◆ WHAT THE TASK ASKS: Tally the lines in the data that follows that include the word "server", and report nothing but the total.

[Data items]
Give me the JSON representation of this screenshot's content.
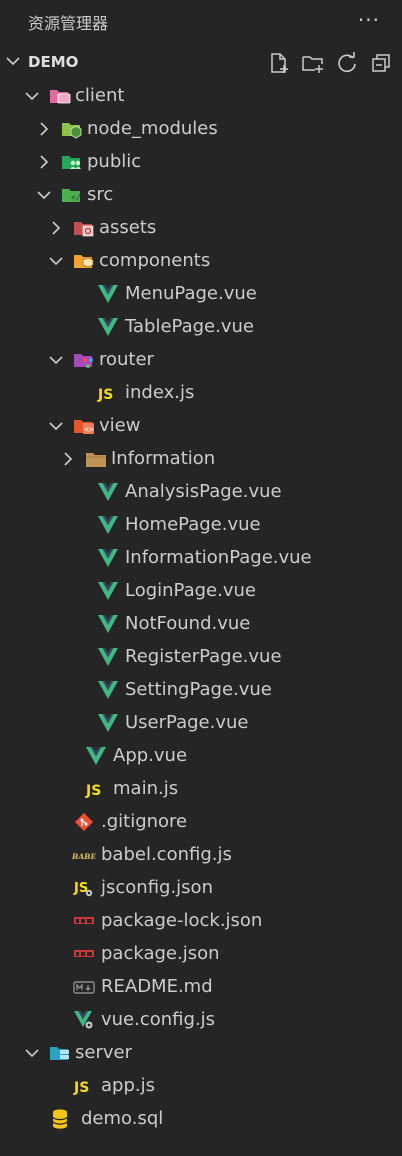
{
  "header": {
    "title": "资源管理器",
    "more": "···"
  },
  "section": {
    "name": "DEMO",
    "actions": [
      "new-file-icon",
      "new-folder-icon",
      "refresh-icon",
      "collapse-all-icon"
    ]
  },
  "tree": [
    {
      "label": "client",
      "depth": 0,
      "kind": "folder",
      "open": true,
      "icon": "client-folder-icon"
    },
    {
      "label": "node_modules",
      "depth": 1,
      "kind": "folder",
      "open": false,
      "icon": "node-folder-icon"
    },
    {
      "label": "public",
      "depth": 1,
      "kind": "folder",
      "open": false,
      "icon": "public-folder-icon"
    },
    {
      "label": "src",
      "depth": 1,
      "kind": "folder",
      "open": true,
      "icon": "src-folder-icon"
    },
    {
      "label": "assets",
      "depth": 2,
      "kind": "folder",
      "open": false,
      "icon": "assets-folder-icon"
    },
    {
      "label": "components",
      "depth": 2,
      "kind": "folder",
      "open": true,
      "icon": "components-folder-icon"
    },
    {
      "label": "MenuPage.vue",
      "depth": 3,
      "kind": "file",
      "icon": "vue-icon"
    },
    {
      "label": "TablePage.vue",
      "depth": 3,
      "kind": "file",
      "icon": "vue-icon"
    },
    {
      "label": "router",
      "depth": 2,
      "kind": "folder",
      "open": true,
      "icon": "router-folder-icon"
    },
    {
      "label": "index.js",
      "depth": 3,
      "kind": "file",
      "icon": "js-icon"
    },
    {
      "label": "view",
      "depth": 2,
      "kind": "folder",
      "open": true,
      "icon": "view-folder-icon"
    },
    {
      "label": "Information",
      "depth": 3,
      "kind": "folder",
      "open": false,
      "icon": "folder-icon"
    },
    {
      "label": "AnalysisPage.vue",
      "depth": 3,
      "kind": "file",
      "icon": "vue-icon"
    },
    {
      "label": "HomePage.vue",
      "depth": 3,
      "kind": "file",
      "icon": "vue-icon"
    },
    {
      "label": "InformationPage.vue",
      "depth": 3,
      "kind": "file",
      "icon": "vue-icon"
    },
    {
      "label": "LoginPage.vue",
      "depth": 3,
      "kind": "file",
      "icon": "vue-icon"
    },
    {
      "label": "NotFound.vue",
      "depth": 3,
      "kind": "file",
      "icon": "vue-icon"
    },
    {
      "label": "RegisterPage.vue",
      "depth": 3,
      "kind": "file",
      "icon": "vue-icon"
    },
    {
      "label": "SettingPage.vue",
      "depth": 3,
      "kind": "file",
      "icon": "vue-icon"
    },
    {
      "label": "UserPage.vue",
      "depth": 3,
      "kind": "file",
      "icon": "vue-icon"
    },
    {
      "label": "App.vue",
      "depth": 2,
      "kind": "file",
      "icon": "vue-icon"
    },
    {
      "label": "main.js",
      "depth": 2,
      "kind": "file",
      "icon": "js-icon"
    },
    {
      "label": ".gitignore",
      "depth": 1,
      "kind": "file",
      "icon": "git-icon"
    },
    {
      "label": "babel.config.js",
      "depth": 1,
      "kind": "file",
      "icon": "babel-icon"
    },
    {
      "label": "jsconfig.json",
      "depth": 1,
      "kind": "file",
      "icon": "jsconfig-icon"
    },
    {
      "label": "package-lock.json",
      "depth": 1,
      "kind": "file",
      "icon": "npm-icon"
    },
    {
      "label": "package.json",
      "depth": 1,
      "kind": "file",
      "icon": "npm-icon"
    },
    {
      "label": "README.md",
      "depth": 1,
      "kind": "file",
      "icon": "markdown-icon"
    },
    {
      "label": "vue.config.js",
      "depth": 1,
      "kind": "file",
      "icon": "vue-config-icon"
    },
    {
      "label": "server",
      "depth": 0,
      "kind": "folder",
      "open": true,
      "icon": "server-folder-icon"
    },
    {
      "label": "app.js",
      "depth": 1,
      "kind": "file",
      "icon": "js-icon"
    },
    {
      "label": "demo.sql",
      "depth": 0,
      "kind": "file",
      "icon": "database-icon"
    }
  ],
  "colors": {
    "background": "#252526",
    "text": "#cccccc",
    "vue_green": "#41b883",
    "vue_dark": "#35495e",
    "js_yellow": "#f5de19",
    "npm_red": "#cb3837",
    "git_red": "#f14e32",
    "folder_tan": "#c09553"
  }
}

==

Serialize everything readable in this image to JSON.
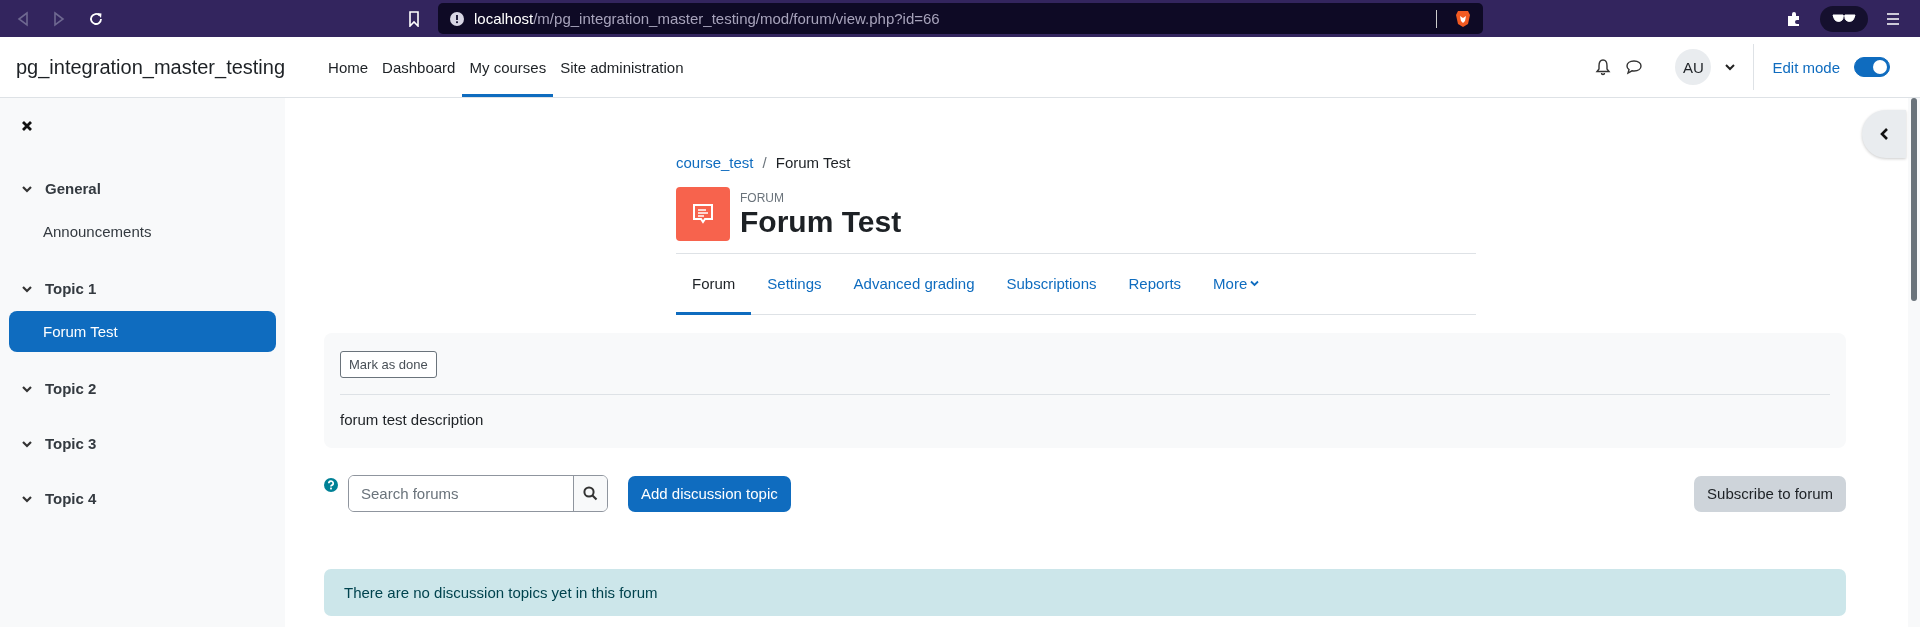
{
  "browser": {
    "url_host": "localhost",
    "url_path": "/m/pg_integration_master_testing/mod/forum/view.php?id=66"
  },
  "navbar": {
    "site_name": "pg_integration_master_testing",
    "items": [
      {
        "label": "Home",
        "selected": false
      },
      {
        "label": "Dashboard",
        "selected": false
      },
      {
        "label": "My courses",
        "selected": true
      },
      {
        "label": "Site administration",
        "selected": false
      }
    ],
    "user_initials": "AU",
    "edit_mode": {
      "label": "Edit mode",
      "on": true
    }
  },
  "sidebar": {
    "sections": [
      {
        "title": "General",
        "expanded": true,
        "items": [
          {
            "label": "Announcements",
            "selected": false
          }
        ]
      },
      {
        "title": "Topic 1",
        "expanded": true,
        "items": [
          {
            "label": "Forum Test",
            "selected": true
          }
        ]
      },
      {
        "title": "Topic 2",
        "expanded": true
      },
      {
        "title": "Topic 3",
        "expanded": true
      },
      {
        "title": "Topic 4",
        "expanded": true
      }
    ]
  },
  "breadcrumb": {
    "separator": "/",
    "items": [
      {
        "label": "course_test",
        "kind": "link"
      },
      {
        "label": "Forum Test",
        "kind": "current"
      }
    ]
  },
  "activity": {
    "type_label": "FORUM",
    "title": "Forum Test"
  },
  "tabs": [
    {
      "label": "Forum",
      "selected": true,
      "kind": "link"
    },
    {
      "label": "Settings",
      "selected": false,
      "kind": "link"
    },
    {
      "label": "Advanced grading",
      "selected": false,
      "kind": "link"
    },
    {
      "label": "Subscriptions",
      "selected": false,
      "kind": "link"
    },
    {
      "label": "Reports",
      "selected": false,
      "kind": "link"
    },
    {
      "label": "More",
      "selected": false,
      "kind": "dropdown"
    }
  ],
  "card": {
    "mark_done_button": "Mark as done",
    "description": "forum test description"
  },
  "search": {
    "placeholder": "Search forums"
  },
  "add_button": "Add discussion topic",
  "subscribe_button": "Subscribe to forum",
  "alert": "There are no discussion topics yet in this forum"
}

◆ ANSWER IN FULL: 2